## Start

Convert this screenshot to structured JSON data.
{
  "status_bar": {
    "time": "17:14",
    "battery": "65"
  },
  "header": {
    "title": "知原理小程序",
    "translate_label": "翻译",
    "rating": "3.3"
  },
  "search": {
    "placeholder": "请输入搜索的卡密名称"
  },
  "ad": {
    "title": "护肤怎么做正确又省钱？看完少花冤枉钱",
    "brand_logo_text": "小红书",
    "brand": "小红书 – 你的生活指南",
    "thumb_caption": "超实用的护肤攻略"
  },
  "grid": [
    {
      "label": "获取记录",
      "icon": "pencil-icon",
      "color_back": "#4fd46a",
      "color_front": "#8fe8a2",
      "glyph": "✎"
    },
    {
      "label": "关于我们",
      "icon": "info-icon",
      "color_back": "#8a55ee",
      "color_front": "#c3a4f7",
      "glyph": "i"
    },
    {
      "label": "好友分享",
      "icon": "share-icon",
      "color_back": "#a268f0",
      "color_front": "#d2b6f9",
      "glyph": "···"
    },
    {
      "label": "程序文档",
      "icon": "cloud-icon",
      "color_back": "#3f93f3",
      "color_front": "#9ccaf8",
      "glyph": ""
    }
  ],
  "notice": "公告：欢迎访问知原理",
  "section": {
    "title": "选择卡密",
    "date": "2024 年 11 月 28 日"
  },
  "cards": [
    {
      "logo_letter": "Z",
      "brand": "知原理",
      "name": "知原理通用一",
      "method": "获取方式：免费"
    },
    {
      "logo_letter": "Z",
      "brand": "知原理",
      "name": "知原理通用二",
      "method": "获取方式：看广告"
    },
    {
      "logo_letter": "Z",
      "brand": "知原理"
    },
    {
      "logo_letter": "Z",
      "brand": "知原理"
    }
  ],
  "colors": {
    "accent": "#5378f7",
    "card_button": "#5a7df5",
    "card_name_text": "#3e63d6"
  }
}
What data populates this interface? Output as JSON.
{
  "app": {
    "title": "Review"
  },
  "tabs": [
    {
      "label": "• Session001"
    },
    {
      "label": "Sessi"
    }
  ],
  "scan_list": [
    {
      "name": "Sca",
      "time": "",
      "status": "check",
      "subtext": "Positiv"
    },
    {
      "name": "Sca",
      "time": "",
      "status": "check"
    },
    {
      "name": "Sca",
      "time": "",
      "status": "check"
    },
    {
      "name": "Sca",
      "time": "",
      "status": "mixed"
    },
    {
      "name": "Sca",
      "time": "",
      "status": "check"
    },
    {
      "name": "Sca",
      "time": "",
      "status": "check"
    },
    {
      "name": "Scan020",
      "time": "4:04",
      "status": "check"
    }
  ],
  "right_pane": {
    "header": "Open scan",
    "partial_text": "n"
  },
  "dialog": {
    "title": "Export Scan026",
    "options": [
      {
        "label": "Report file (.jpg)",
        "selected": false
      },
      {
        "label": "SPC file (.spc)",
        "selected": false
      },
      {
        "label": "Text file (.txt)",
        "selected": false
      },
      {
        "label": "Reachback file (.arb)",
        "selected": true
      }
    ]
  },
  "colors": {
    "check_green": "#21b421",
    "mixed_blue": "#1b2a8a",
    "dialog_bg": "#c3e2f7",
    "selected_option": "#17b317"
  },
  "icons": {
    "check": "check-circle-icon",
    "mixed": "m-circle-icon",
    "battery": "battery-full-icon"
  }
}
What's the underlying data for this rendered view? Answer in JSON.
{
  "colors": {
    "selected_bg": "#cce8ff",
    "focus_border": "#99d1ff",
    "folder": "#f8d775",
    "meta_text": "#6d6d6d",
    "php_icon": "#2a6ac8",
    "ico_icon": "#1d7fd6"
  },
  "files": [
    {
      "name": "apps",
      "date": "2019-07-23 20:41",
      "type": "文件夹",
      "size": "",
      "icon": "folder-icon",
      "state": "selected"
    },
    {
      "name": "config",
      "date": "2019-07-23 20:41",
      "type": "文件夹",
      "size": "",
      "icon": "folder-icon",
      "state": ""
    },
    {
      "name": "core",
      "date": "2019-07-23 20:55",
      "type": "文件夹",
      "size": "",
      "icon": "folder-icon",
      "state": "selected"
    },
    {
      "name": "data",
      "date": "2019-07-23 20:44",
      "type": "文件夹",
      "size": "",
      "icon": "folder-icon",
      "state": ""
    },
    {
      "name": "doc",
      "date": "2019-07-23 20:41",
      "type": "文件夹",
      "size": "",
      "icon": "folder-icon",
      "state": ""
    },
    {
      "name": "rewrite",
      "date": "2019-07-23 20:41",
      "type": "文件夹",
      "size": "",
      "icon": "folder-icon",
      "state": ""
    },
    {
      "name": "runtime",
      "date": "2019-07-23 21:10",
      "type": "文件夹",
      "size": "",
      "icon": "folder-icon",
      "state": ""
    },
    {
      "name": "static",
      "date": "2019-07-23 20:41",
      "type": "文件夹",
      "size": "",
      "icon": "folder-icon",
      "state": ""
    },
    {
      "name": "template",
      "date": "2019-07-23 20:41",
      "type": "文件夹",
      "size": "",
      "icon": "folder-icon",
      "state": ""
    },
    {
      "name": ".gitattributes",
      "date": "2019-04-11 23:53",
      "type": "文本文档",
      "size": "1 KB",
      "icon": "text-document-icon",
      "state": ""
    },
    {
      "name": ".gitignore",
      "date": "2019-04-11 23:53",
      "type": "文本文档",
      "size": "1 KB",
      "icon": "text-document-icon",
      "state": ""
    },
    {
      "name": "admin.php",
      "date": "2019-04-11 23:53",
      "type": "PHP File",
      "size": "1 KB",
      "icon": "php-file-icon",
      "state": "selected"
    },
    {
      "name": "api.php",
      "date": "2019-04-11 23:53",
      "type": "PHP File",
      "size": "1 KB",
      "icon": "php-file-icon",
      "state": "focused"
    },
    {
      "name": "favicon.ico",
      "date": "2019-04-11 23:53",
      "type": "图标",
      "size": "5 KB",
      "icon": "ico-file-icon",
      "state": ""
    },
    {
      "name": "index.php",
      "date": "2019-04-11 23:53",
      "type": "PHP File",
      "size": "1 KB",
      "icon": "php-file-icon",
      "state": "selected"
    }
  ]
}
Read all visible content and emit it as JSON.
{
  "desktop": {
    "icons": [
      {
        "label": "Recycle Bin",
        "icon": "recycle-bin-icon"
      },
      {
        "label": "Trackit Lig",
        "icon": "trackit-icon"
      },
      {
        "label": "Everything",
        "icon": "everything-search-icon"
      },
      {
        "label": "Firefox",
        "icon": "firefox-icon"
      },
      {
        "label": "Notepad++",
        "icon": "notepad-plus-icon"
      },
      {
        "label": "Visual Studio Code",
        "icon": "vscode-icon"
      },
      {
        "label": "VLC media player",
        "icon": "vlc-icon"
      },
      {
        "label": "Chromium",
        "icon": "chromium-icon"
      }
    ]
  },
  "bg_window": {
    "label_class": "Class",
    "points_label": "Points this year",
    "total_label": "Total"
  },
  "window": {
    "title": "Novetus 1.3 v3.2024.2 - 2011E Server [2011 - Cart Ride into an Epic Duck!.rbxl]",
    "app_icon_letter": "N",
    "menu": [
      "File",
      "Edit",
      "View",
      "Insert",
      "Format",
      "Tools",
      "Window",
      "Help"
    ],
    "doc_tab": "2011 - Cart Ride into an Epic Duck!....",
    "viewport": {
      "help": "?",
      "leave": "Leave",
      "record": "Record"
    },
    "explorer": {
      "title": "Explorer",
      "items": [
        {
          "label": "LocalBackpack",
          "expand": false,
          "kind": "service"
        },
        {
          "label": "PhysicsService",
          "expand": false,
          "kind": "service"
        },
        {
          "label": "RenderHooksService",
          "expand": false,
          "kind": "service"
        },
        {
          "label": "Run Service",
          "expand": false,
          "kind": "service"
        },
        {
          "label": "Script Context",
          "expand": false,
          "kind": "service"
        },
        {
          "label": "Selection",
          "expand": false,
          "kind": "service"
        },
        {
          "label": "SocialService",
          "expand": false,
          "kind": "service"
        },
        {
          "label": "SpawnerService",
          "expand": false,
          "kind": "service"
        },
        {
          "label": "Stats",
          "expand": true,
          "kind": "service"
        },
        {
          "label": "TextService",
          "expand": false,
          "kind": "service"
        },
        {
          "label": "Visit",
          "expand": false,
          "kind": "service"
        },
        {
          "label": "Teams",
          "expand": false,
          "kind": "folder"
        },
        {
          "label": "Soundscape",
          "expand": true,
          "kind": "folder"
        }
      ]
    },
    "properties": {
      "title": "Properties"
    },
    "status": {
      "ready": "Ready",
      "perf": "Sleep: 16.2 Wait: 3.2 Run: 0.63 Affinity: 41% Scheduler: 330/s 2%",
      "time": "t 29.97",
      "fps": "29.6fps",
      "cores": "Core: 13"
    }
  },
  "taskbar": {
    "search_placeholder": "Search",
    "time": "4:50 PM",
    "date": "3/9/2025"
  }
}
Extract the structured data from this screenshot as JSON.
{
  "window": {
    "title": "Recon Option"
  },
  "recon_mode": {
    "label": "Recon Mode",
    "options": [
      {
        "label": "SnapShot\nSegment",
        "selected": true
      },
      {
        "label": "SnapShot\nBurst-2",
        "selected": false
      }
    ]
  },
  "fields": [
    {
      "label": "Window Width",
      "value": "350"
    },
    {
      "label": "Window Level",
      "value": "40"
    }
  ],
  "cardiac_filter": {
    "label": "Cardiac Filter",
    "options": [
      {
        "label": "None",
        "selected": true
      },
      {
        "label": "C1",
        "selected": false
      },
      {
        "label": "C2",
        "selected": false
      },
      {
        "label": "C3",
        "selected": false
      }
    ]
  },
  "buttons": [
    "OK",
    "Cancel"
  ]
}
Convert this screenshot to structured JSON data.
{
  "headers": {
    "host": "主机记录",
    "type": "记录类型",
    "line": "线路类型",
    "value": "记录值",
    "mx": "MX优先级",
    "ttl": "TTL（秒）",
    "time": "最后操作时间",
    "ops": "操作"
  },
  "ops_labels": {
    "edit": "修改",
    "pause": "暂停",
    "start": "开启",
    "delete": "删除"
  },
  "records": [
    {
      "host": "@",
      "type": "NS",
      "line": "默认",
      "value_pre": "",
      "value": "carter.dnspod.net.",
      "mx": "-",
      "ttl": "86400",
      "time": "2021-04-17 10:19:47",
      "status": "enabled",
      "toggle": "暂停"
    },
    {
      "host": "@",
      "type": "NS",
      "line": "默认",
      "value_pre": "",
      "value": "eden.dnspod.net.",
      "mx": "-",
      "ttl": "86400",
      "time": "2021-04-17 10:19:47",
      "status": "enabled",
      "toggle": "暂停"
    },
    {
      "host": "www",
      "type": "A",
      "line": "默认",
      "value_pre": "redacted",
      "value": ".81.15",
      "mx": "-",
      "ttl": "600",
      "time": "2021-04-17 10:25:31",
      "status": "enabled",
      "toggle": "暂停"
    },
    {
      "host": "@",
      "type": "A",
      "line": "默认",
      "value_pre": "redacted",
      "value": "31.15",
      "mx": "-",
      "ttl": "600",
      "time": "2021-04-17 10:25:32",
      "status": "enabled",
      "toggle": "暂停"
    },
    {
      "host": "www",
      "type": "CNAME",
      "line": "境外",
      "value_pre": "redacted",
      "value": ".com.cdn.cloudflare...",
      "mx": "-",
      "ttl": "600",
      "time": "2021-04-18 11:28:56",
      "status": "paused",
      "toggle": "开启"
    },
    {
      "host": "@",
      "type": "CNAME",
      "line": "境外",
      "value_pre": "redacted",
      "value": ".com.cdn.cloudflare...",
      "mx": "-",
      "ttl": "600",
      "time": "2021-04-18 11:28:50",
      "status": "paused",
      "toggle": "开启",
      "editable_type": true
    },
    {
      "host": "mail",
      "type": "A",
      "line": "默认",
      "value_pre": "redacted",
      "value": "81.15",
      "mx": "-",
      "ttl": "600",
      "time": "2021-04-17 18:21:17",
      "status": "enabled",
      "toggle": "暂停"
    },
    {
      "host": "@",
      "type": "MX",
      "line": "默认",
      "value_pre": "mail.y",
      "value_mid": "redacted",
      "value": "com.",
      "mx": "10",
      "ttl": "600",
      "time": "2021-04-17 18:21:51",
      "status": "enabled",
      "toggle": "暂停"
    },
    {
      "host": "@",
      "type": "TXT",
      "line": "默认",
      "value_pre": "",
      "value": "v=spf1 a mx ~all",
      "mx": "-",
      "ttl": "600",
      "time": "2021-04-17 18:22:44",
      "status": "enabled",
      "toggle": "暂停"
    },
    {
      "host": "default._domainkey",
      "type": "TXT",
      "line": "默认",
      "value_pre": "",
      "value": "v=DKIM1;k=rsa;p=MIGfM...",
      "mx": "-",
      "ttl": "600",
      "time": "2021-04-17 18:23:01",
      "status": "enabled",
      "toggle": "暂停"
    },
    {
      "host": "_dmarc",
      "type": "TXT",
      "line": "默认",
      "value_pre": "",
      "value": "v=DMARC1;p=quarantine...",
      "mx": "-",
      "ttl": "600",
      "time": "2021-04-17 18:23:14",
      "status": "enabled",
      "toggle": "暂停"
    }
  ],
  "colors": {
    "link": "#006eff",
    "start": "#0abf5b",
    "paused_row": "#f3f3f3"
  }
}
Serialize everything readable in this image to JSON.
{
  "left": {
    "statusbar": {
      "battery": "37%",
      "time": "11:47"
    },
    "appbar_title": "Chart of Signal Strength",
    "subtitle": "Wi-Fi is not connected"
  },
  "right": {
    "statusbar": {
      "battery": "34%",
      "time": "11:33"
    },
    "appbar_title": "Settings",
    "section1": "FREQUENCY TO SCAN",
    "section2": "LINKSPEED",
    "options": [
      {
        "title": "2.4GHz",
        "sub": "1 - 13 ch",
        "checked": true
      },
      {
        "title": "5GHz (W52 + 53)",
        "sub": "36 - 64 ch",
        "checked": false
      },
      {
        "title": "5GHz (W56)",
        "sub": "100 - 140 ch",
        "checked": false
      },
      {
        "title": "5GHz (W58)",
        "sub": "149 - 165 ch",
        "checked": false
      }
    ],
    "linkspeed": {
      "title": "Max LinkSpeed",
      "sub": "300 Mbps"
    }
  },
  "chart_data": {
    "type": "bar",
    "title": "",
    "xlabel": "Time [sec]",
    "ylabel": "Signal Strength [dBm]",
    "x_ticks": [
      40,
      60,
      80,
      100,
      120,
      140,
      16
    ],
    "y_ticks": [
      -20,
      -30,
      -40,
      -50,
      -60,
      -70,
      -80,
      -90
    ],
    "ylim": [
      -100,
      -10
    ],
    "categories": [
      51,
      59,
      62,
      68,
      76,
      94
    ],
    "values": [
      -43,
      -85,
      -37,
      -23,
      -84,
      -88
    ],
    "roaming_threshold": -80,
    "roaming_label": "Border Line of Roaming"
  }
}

## End

* Aim:
Show, from the material above, each line that includes the string "Epic".

* The result:
    "title": "Novetus 1.3 v3.2024.2 - 2011E Server [2011 - Cart Ride into an Epic Duck!.rbxl]",
    "doc_tab": "2011 - Cart Ride into an Epic Duck!....",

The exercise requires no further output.